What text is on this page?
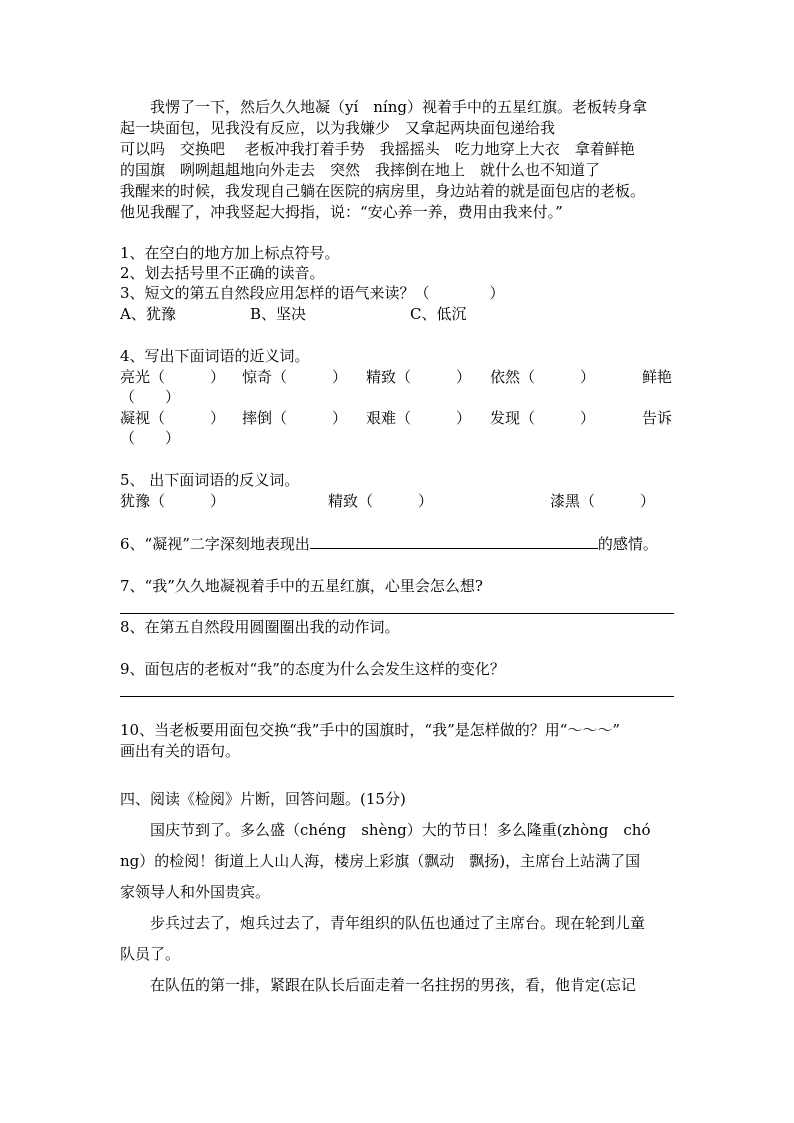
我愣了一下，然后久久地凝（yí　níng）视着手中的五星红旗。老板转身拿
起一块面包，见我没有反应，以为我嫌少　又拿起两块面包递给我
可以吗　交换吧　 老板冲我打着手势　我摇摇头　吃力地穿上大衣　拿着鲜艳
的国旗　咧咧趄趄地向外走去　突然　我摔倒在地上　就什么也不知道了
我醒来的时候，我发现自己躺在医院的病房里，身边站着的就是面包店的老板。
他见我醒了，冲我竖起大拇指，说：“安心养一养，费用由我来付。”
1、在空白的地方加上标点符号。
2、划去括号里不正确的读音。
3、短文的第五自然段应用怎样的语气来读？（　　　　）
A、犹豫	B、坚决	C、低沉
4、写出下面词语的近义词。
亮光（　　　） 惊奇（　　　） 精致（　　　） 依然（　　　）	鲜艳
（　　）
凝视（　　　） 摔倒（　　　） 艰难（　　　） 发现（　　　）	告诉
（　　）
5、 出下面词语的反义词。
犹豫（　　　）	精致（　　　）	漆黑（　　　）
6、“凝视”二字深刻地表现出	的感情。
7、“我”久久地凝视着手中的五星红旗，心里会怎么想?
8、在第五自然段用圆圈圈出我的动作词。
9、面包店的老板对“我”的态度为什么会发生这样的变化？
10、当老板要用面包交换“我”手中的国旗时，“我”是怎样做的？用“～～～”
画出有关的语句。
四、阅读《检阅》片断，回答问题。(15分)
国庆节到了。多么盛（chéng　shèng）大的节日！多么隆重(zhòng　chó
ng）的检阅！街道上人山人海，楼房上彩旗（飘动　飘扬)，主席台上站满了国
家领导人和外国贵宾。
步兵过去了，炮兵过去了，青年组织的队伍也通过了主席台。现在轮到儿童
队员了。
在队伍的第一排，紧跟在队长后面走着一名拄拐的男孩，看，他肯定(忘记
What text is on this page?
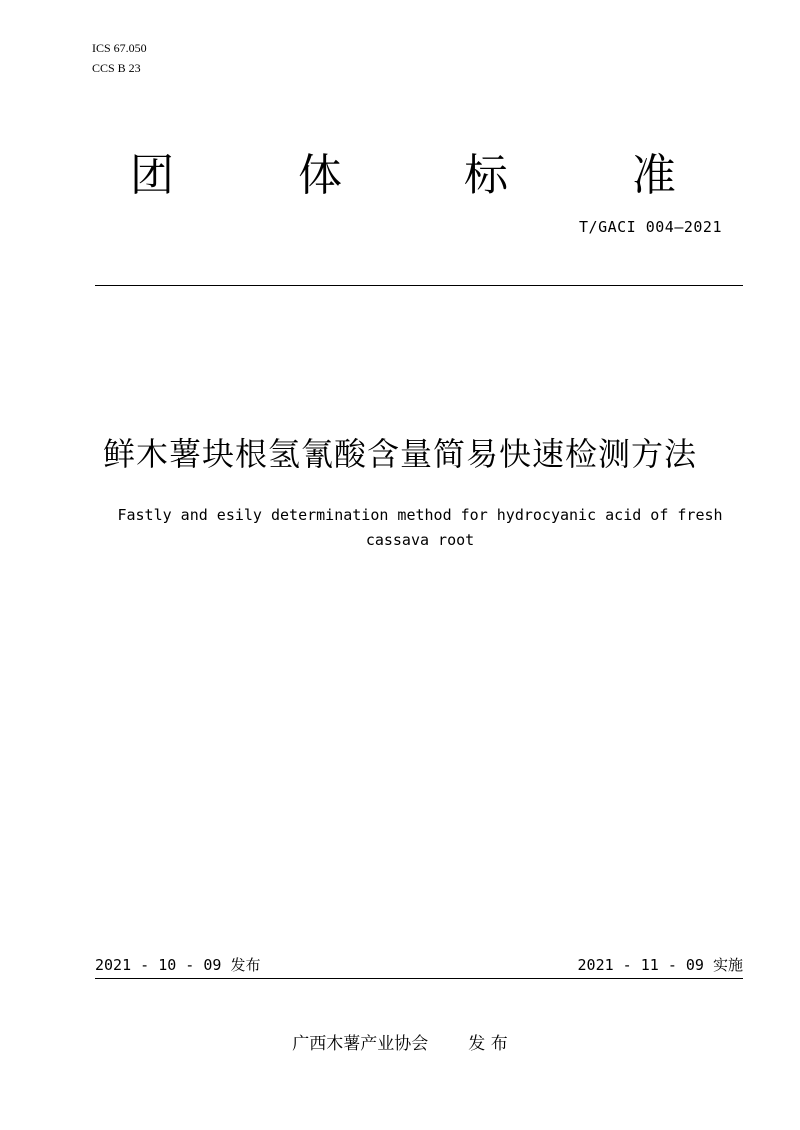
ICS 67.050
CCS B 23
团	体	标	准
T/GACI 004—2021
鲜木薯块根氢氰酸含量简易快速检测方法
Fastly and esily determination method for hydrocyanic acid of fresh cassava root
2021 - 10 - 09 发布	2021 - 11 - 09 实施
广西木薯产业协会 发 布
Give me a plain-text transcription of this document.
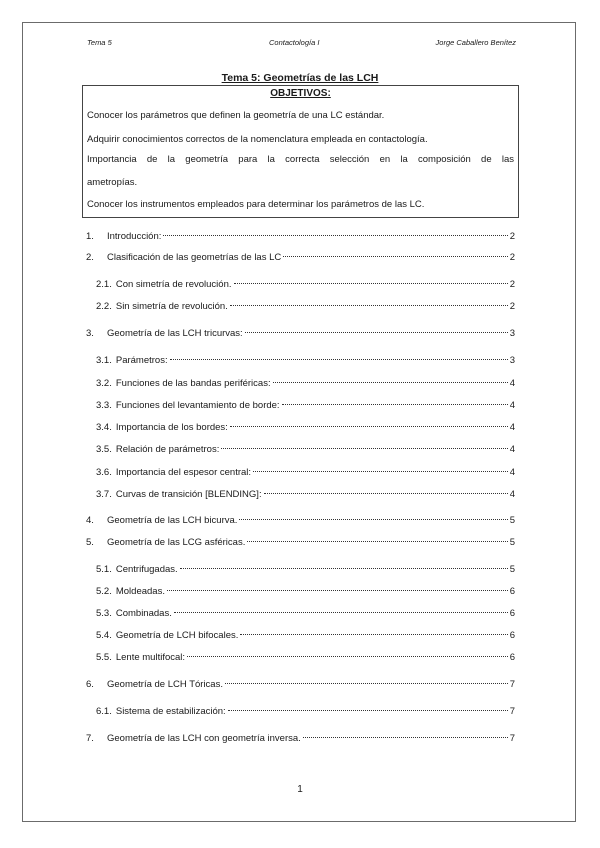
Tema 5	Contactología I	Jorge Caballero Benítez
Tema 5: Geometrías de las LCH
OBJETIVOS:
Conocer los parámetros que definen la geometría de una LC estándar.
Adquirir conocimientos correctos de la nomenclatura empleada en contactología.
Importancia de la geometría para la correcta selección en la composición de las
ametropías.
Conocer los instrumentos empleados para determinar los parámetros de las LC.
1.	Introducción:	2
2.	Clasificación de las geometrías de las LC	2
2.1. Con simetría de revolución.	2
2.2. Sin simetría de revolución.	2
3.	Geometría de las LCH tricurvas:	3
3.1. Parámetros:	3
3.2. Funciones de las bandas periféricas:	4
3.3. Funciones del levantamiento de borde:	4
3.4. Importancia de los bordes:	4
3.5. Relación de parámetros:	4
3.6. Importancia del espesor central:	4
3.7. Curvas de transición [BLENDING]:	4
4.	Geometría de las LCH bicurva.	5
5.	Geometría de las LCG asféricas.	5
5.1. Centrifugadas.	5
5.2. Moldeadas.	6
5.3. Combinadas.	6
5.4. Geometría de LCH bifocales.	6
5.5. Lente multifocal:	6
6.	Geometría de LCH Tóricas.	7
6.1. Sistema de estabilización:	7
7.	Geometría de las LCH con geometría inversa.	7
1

_ _ _

> [STATED PROBLEM]: Print the records word for word and exclude any picture they hold.

> [ANSWER TO THIS EXERCISE]:
What text is on this page?
我愣了一下，然后久久地凝（yí　níng）视着手中的五星红旗。老板转身拿
起一块面包，见我没有反应，以为我嫌少　又拿起两块面包递给我
可以吗　交换吧　 老板冲我打着手势　我摇摇头　吃力地穿上大衣　拿着鲜艳
的国旗　咧咧趄趄地向外走去　突然　我摔倒在地上　就什么也不知道了
我醒来的时候，我发现自己躺在医院的病房里，身边站着的就是面包店的老板。
他见我醒了，冲我竖起大拇指，说：“安心养一养，费用由我来付。”
1、在空白的地方加上标点符号。
2、划去括号里不正确的读音。
3、短文的第五自然段应用怎样的语气来读？（　　　　）
A、犹豫	B、坚决	C、低沉
4、写出下面词语的近义词。
亮光（　　　） 惊奇（　　　） 精致（　　　） 依然（　　　）	鲜艳
（　　）
凝视（　　　） 摔倒（　　　） 艰难（　　　） 发现（　　　）	告诉
（　　）
5、 出下面词语的反义词。
犹豫（　　　）	精致（　　　）	漆黑（　　　）
6、“凝视”二字深刻地表现出	的感情。
7、“我”久久地凝视着手中的五星红旗，心里会怎么想?
8、在第五自然段用圆圈圈出我的动作词。
9、面包店的老板对“我”的态度为什么会发生这样的变化？
10、当老板要用面包交换“我”手中的国旗时，“我”是怎样做的？用“～～～”
画出有关的语句。
四、阅读《检阅》片断，回答问题。(15分)
国庆节到了。多么盛（chéng　shèng）大的节日！多么隆重(zhòng　chó
ng）的检阅！街道上人山人海，楼房上彩旗（飘动　飘扬)，主席台上站满了国
家领导人和外国贵宾。
步兵过去了，炮兵过去了，青年组织的队伍也通过了主席台。现在轮到儿童
队员了。
在队伍的第一排，紧跟在队长后面走着一名拄拐的男孩，看，他肯定(忘记
What text is on this page?
ICS 67.050
CCS B 23
团	体	标	准
T/GACI 004—2021
鲜木薯块根氢氰酸含量简易快速检测方法
Fastly and esily determination method for hydrocyanic acid of fresh cassava root
2021 - 10 - 09 发布	2021 - 11 - 09 实施
广西木薯产业协会 发 布
Give me a plain-text transcription of this document.
Tema 5	Contactología I	Jorge Caballero Benítez
Tema 5: Geometrías de las LCH
OBJETIVOS:
Conocer los parámetros que definen la geometría de una LC estándar.
Adquirir conocimientos correctos de la nomenclatura empleada en contactología.
Importancia de la geometría para la correcta selección en la composición de las
ametropías.
Conocer los instrumentos empleados para determinar los parámetros de las LC.
1.	Introducción:	2
2.	Clasificación de las geometrías de las LC	2
2.1. Con simetría de revolución.	2
2.2. Sin simetría de revolución.	2
3.	Geometría de las LCH tricurvas:	3
3.1. Parámetros:	3
3.2. Funciones de las bandas periféricas:	4
3.3. Funciones del levantamiento de borde:	4
3.4. Importancia de los bordes:	4
3.5. Relación de parámetros:	4
3.6. Importancia del espesor central:	4
3.7. Curvas de transición [BLENDING]:	4
4.	Geometría de las LCH bicurva.	5
5.	Geometría de las LCG asféricas.	5
5.1. Centrifugadas.	5
5.2. Moldeadas.	6
5.3. Combinadas.	6
5.4. Geometría de LCH bifocales.	6
5.5. Lente multifocal:	6
6.	Geometría de LCH Tóricas.	7
6.1. Sistema de estabilización:	7
7.	Geometría de las LCH con geometría inversa.	7
1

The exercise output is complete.